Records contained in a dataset
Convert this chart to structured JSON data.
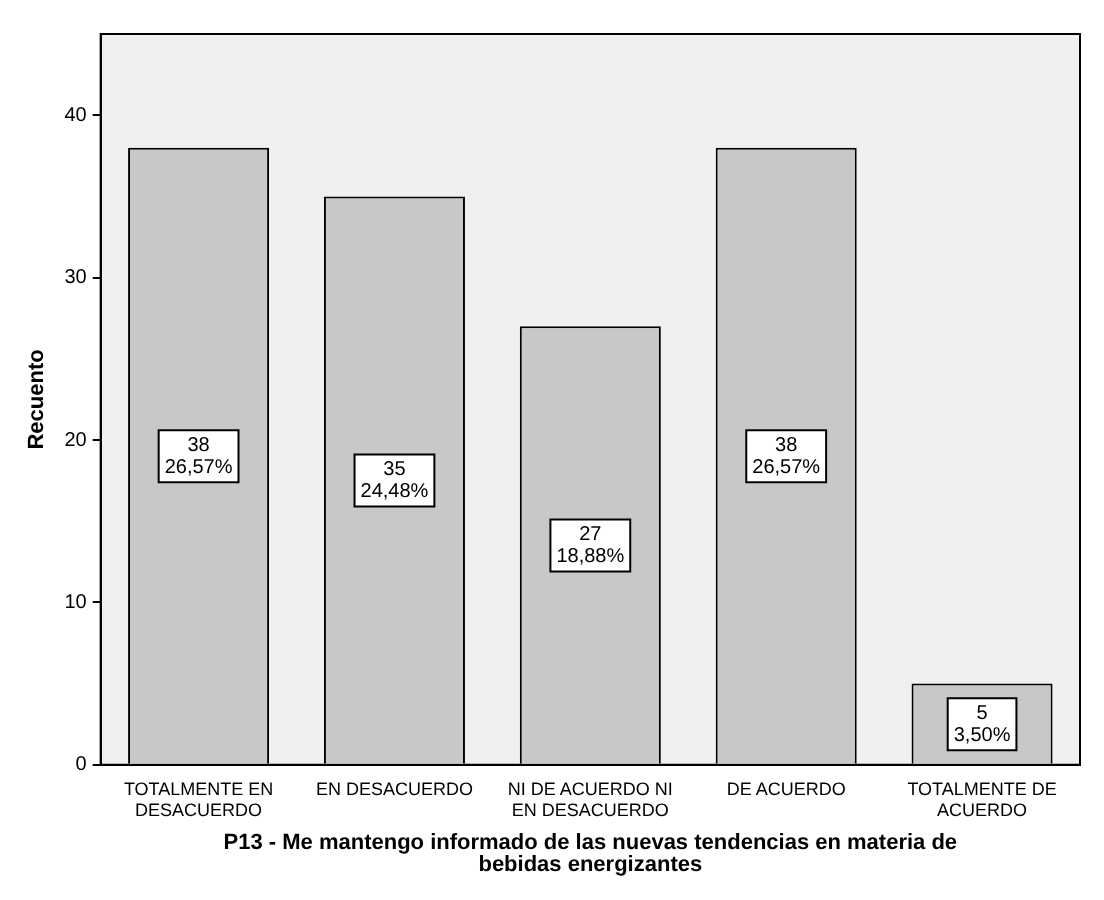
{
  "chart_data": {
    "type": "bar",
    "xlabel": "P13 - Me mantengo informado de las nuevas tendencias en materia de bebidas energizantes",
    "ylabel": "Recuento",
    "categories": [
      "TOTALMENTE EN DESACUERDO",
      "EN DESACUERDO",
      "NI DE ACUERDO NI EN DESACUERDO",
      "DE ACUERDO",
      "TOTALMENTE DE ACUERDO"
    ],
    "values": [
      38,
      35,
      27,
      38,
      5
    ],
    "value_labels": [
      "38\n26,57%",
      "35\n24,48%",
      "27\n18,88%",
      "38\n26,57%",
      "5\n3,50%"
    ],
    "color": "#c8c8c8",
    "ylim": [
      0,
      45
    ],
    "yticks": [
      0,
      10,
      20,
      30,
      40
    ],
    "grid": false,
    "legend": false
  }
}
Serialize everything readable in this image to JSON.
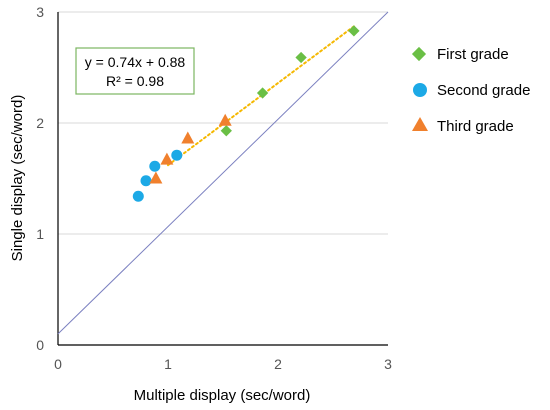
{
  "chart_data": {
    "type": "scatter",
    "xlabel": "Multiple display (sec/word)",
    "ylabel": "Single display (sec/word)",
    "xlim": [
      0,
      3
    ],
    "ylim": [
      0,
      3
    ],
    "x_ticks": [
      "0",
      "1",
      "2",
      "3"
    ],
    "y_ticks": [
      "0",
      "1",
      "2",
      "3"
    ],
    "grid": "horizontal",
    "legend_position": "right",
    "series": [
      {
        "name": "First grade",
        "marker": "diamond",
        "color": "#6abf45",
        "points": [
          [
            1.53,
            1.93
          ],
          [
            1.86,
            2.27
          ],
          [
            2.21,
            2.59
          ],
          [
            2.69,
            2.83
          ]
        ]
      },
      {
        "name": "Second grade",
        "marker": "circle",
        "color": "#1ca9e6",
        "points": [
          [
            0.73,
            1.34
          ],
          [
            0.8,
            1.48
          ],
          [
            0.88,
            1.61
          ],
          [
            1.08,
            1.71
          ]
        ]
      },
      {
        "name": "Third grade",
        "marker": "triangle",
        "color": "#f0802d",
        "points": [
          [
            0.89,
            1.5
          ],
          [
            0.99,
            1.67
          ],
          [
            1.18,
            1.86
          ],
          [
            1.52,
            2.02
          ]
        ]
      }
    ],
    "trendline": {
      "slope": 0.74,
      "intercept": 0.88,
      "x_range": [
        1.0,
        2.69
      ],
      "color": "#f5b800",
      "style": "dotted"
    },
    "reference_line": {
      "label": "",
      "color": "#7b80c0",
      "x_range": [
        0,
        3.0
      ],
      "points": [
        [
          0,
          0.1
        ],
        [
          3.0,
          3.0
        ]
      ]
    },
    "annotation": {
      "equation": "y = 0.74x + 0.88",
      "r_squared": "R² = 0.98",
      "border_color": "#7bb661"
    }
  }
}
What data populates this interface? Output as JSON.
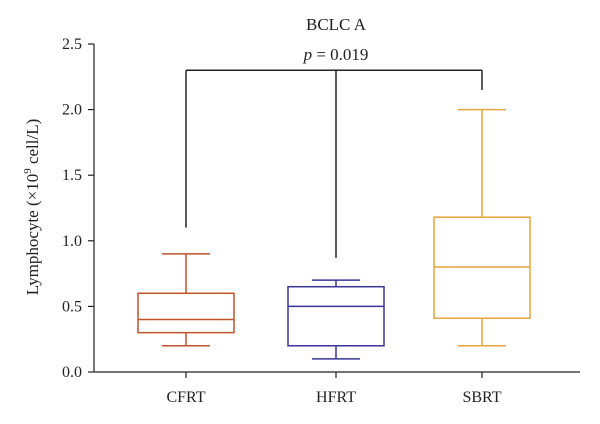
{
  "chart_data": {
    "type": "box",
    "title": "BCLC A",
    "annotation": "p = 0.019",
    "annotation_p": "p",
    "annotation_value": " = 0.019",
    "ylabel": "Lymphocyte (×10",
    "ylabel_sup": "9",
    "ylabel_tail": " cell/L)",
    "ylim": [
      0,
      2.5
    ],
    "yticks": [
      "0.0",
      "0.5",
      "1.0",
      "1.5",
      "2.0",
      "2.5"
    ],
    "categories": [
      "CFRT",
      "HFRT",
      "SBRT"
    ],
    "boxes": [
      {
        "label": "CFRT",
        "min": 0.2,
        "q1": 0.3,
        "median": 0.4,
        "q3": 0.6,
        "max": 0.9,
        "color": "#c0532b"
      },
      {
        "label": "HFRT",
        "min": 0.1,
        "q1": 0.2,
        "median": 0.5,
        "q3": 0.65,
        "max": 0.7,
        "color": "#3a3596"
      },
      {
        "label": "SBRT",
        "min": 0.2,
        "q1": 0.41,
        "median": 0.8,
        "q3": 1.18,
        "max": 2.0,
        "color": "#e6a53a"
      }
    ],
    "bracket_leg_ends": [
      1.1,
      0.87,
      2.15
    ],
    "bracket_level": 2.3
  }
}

- Brief
Without the pictures, repeat the listing above exactly.

- Solution to the exercise
Convert this chart to structured JSON data.
{
  "chart_data": {
    "type": "bar",
    "xlabel": "P13 - Me mantengo informado de las nuevas tendencias en materia de bebidas energizantes",
    "ylabel": "Recuento",
    "categories": [
      "TOTALMENTE EN DESACUERDO",
      "EN DESACUERDO",
      "NI DE ACUERDO NI EN DESACUERDO",
      "DE ACUERDO",
      "TOTALMENTE DE ACUERDO"
    ],
    "values": [
      38,
      35,
      27,
      38,
      5
    ],
    "value_labels": [
      "38\n26,57%",
      "35\n24,48%",
      "27\n18,88%",
      "38\n26,57%",
      "5\n3,50%"
    ],
    "color": "#c8c8c8",
    "ylim": [
      0,
      45
    ],
    "yticks": [
      0,
      10,
      20,
      30,
      40
    ],
    "grid": false,
    "legend": false
  }
}
Serialize everything readable in this image to JSON.
{
  "chart_data": {
    "type": "scatter",
    "xlabel": "Multiple display (sec/word)",
    "ylabel": "Single display (sec/word)",
    "xlim": [
      0,
      3
    ],
    "ylim": [
      0,
      3
    ],
    "x_ticks": [
      "0",
      "1",
      "2",
      "3"
    ],
    "y_ticks": [
      "0",
      "1",
      "2",
      "3"
    ],
    "grid": "horizontal",
    "legend_position": "right",
    "series": [
      {
        "name": "First grade",
        "marker": "diamond",
        "color": "#6abf45",
        "points": [
          [
            1.53,
            1.93
          ],
          [
            1.86,
            2.27
          ],
          [
            2.21,
            2.59
          ],
          [
            2.69,
            2.83
          ]
        ]
      },
      {
        "name": "Second grade",
        "marker": "circle",
        "color": "#1ca9e6",
        "points": [
          [
            0.73,
            1.34
          ],
          [
            0.8,
            1.48
          ],
          [
            0.88,
            1.61
          ],
          [
            1.08,
            1.71
          ]
        ]
      },
      {
        "name": "Third grade",
        "marker": "triangle",
        "color": "#f0802d",
        "points": [
          [
            0.89,
            1.5
          ],
          [
            0.99,
            1.67
          ],
          [
            1.18,
            1.86
          ],
          [
            1.52,
            2.02
          ]
        ]
      }
    ],
    "trendline": {
      "slope": 0.74,
      "intercept": 0.88,
      "x_range": [
        1.0,
        2.69
      ],
      "color": "#f5b800",
      "style": "dotted"
    },
    "reference_line": {
      "label": "",
      "color": "#7b80c0",
      "x_range": [
        0,
        3.0
      ],
      "points": [
        [
          0,
          0.1
        ],
        [
          3.0,
          3.0
        ]
      ]
    },
    "annotation": {
      "equation": "y = 0.74x + 0.88",
      "r_squared": "R² = 0.98",
      "border_color": "#7bb661"
    }
  }
}
What data populates this interface? Output as JSON.
{
  "chart_data": {
    "type": "box",
    "title": "BCLC A",
    "annotation": "p = 0.019",
    "annotation_p": "p",
    "annotation_value": " = 0.019",
    "ylabel": "Lymphocyte (×10",
    "ylabel_sup": "9",
    "ylabel_tail": " cell/L)",
    "ylim": [
      0,
      2.5
    ],
    "yticks": [
      "0.0",
      "0.5",
      "1.0",
      "1.5",
      "2.0",
      "2.5"
    ],
    "categories": [
      "CFRT",
      "HFRT",
      "SBRT"
    ],
    "boxes": [
      {
        "label": "CFRT",
        "min": 0.2,
        "q1": 0.3,
        "median": 0.4,
        "q3": 0.6,
        "max": 0.9,
        "color": "#c0532b"
      },
      {
        "label": "HFRT",
        "min": 0.1,
        "q1": 0.2,
        "median": 0.5,
        "q3": 0.65,
        "max": 0.7,
        "color": "#3a3596"
      },
      {
        "label": "SBRT",
        "min": 0.2,
        "q1": 0.41,
        "median": 0.8,
        "q3": 1.18,
        "max": 2.0,
        "color": "#e6a53a"
      }
    ],
    "bracket_leg_ends": [
      1.1,
      0.87,
      2.15
    ],
    "bracket_level": 2.3
  }
}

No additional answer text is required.